What you should do — Go through each line of the records below and count those with the word "Acentric"; give only the total.

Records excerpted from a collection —
+ + + + + + +

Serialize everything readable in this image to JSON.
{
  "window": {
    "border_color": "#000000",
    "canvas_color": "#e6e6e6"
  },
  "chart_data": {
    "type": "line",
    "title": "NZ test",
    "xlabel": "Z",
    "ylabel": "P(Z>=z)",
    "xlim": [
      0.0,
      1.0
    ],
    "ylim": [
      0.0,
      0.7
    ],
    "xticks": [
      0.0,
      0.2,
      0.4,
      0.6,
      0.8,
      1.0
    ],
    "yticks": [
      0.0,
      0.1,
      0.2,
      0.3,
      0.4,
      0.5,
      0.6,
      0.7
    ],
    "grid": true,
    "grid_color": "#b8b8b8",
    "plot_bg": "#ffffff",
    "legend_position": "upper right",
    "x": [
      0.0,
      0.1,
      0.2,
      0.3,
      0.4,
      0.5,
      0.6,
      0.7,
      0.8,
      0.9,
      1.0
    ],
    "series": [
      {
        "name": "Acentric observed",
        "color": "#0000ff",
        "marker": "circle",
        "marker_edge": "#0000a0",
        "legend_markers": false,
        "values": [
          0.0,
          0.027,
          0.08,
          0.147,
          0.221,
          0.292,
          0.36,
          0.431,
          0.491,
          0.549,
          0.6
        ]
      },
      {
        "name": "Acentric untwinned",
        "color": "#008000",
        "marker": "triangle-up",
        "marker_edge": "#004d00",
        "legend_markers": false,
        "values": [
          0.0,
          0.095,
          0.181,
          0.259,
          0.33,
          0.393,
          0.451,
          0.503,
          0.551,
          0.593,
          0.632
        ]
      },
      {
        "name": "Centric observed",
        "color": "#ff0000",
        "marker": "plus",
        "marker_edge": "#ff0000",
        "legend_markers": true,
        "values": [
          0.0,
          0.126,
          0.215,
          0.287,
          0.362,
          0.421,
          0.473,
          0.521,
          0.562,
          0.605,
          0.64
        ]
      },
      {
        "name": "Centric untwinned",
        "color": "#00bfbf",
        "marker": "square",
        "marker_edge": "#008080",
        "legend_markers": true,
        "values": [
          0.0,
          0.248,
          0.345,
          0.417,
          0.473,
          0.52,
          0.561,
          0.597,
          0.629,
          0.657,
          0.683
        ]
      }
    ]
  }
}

+ + + + + + +

Reply — 2